+++ Exercise materials

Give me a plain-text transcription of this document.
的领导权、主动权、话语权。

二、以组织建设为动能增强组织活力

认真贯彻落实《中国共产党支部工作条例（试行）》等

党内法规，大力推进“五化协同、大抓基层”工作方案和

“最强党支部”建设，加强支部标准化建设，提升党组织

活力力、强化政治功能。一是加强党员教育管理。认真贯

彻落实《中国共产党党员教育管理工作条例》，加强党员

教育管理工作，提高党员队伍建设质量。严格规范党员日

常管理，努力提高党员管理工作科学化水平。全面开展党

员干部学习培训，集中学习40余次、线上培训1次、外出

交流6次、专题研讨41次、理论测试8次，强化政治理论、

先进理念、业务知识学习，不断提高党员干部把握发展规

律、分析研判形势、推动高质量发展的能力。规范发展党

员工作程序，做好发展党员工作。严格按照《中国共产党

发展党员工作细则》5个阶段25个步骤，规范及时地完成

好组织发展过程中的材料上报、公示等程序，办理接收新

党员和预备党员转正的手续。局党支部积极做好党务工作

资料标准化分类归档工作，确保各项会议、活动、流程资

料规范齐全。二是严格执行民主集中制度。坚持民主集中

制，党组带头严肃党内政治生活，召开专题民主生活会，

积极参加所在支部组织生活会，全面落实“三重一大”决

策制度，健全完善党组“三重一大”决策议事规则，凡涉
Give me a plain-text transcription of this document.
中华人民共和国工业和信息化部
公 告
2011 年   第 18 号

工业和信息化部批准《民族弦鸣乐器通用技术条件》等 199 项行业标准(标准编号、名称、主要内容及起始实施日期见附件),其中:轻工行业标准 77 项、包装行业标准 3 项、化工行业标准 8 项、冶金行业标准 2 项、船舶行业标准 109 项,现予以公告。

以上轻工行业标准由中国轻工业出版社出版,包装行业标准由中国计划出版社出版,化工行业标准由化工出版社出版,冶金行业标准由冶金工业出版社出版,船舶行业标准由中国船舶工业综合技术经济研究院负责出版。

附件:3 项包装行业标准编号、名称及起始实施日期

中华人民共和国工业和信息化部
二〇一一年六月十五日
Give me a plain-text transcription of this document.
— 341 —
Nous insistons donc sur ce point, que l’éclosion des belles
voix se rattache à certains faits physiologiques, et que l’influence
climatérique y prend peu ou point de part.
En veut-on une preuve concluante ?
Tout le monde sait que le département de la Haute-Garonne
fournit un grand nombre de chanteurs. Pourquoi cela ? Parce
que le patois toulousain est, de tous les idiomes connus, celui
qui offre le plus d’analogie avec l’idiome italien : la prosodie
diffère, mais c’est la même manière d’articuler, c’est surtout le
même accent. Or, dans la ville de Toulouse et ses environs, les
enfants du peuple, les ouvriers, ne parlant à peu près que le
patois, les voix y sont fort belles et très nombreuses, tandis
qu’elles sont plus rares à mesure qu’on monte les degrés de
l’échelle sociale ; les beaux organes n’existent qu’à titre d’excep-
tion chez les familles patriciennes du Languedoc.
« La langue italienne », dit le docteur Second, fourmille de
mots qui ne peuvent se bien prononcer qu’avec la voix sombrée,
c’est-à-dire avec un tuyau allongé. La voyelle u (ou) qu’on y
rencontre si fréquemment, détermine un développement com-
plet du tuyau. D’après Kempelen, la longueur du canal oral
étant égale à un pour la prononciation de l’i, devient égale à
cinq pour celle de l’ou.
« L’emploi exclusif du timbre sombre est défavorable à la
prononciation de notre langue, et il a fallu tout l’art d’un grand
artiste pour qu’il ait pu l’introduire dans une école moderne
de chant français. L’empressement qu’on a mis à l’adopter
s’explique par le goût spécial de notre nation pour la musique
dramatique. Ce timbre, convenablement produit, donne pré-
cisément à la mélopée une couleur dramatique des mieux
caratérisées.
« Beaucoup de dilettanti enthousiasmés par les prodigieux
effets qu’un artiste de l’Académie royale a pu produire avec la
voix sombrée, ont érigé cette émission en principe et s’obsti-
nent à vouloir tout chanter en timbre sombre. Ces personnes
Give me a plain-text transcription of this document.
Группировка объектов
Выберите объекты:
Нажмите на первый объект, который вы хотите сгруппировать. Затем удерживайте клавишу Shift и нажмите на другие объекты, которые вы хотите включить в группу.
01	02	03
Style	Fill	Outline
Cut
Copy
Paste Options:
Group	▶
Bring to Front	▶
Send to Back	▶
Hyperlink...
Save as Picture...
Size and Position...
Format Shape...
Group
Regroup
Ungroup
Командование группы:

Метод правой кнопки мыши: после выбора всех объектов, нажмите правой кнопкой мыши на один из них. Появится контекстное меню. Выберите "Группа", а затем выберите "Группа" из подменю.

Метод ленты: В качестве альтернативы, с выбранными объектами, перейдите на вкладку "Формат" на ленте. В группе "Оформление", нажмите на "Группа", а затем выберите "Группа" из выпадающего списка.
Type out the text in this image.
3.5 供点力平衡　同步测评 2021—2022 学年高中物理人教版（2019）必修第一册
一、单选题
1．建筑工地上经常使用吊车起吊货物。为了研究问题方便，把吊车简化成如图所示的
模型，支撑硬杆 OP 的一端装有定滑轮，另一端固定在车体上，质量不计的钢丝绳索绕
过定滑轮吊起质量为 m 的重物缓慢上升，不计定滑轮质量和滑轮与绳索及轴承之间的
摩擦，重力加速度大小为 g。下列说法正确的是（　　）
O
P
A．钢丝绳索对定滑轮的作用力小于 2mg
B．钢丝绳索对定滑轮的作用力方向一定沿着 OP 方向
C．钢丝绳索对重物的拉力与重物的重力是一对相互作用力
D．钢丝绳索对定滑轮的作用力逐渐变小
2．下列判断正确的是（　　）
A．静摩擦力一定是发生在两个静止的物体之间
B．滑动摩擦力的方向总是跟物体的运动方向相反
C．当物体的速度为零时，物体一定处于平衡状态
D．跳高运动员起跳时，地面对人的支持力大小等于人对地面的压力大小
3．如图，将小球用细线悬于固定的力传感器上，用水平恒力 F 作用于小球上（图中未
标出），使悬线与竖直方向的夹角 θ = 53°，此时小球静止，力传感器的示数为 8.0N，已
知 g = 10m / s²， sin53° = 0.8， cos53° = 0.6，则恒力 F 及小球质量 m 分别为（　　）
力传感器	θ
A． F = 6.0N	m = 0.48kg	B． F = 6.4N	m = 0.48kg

++++++

Output the records verbatim, from the first line to the last.

Task response>
Give me a plain-text transcription of this document.
的领导权、主动权、话语权。

二、以组织建设为动能增强组织活力

认真贯彻落实《中国共产党支部工作条例（试行）》等

党内法规，大力推进“五化协同、大抓基层”工作方案和

“最强党支部”建设，加强支部标准化建设，提升党组织

活力力、强化政治功能。一是加强党员教育管理。认真贯

彻落实《中国共产党党员教育管理工作条例》，加强党员

教育管理工作，提高党员队伍建设质量。严格规范党员日

常管理，努力提高党员管理工作科学化水平。全面开展党

员干部学习培训，集中学习40余次、线上培训1次、外出

交流6次、专题研讨41次、理论测试8次，强化政治理论、

先进理念、业务知识学习，不断提高党员干部把握发展规

律、分析研判形势、推动高质量发展的能力。规范发展党

员工作程序，做好发展党员工作。严格按照《中国共产党

发展党员工作细则》5个阶段25个步骤，规范及时地完成

好组织发展过程中的材料上报、公示等程序，办理接收新

党员和预备党员转正的手续。局党支部积极做好党务工作

资料标准化分类归档工作，确保各项会议、活动、流程资

料规范齐全。二是严格执行民主集中制度。坚持民主集中

制，党组带头严肃党内政治生活，召开专题民主生活会，

积极参加所在支部组织生活会，全面落实“三重一大”决

策制度，健全完善党组“三重一大”决策议事规则，凡涉
Give me a plain-text transcription of this document.
中华人民共和国工业和信息化部
公 告
2011 年   第 18 号

工业和信息化部批准《民族弦鸣乐器通用技术条件》等 199 项行业标准(标准编号、名称、主要内容及起始实施日期见附件),其中:轻工行业标准 77 项、包装行业标准 3 项、化工行业标准 8 项、冶金行业标准 2 项、船舶行业标准 109 项,现予以公告。

以上轻工行业标准由中国轻工业出版社出版,包装行业标准由中国计划出版社出版,化工行业标准由化工出版社出版,冶金行业标准由冶金工业出版社出版,船舶行业标准由中国船舶工业综合技术经济研究院负责出版。

附件:3 项包装行业标准编号、名称及起始实施日期

中华人民共和国工业和信息化部
二〇一一年六月十五日
Give me a plain-text transcription of this document.
— 341 —
Nous insistons donc sur ce point, que l’éclosion des belles
voix se rattache à certains faits physiologiques, et que l’influence
climatérique y prend peu ou point de part.
En veut-on une preuve concluante ?
Tout le monde sait que le département de la Haute-Garonne
fournit un grand nombre de chanteurs. Pourquoi cela ? Parce
que le patois toulousain est, de tous les idiomes connus, celui
qui offre le plus d’analogie avec l’idiome italien : la prosodie
diffère, mais c’est la même manière d’articuler, c’est surtout le
même accent. Or, dans la ville de Toulouse et ses environs, les
enfants du peuple, les ouvriers, ne parlant à peu près que le
patois, les voix y sont fort belles et très nombreuses, tandis
qu’elles sont plus rares à mesure qu’on monte les degrés de
l’échelle sociale ; les beaux organes n’existent qu’à titre d’excep-
tion chez les familles patriciennes du Languedoc.
« La langue italienne », dit le docteur Second, fourmille de
mots qui ne peuvent se bien prononcer qu’avec la voix sombrée,
c’est-à-dire avec un tuyau allongé. La voyelle u (ou) qu’on y
rencontre si fréquemment, détermine un développement com-
plet du tuyau. D’après Kempelen, la longueur du canal oral
étant égale à un pour la prononciation de l’i, devient égale à
cinq pour celle de l’ou.
« L’emploi exclusif du timbre sombre est défavorable à la
prononciation de notre langue, et il a fallu tout l’art d’un grand
artiste pour qu’il ait pu l’introduire dans une école moderne
de chant français. L’empressement qu’on a mis à l’adopter
s’explique par le goût spécial de notre nation pour la musique
dramatique. Ce timbre, convenablement produit, donne pré-
cisément à la mélopée une couleur dramatique des mieux
caratérisées.
« Beaucoup de dilettanti enthousiasmés par les prodigieux
effets qu’un artiste de l’Académie royale a pu produire avec la
voix sombrée, ont érigé cette émission en principe et s’obsti-
nent à vouloir tout chanter en timbre sombre. Ces personnes
Give me a plain-text transcription of this document.
Группировка объектов
Выберите объекты:
Нажмите на первый объект, который вы хотите сгруппировать. Затем удерживайте клавишу Shift и нажмите на другие объекты, которые вы хотите включить в группу.
01	02	03
Style	Fill	Outline
Cut
Copy
Paste Options:
Group	▶
Bring to Front	▶
Send to Back	▶
Hyperlink...
Save as Picture...
Size and Position...
Format Shape...
Group
Regroup
Ungroup
Командование группы:

Метод правой кнопки мыши: после выбора всех объектов, нажмите правой кнопкой мыши на один из них. Появится контекстное меню. Выберите "Группа", а затем выберите "Группа" из подменю.

Метод ленты: В качестве альтернативы, с выбранными объектами, перейдите на вкладку "Формат" на ленте. В группе "Оформление", нажмите на "Группа", а затем выберите "Группа" из выпадающего списка.
Type out the text in this image.
3.5 供点力平衡　同步测评 2021—2022 学年高中物理人教版（2019）必修第一册
一、单选题
1．建筑工地上经常使用吊车起吊货物。为了研究问题方便，把吊车简化成如图所示的
模型，支撑硬杆 OP 的一端装有定滑轮，另一端固定在车体上，质量不计的钢丝绳索绕
过定滑轮吊起质量为 m 的重物缓慢上升，不计定滑轮质量和滑轮与绳索及轴承之间的
摩擦，重力加速度大小为 g。下列说法正确的是（　　）
O
P
A．钢丝绳索对定滑轮的作用力小于 2mg
B．钢丝绳索对定滑轮的作用力方向一定沿着 OP 方向
C．钢丝绳索对重物的拉力与重物的重力是一对相互作用力
D．钢丝绳索对定滑轮的作用力逐渐变小
2．下列判断正确的是（　　）
A．静摩擦力一定是发生在两个静止的物体之间
B．滑动摩擦力的方向总是跟物体的运动方向相反
C．当物体的速度为零时，物体一定处于平衡状态
D．跳高运动员起跳时，地面对人的支持力大小等于人对地面的压力大小
3．如图，将小球用细线悬于固定的力传感器上，用水平恒力 F 作用于小球上（图中未
标出），使悬线与竖直方向的夹角 θ = 53°，此时小球静止，力传感器的示数为 8.0N，已
知 g = 10m / s²， sin53° = 0.8， cos53° = 0.6，则恒力 F 及小球质量 m 分别为（　　）
力传感器	θ
A． F = 6.0N	m = 0.48kg	B． F = 6.4N	m = 0.48kg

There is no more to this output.